Find the number of lines in these records where the word "color" appears. Reply with that number and nothing more.

(Stored data)
* * *
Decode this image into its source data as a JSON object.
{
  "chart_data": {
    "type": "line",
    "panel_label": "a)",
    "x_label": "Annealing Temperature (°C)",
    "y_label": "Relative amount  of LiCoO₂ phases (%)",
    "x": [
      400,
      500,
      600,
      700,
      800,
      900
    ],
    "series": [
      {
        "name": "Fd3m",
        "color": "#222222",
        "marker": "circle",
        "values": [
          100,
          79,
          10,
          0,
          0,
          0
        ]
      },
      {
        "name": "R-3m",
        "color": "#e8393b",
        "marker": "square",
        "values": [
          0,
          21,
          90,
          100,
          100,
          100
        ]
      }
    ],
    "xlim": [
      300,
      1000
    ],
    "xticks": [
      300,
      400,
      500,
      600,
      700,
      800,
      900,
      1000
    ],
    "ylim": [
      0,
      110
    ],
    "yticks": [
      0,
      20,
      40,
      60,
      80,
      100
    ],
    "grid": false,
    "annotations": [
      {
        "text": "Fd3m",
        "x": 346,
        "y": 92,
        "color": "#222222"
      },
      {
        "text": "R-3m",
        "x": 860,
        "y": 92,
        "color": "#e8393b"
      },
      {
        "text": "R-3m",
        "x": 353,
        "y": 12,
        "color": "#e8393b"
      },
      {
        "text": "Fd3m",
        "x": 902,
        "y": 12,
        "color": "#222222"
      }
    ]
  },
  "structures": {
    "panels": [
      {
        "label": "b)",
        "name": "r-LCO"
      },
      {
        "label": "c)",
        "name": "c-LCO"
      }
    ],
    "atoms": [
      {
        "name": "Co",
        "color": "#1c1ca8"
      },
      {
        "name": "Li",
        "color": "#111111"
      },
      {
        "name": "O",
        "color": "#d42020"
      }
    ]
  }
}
* * *
### Answer to this exercise
9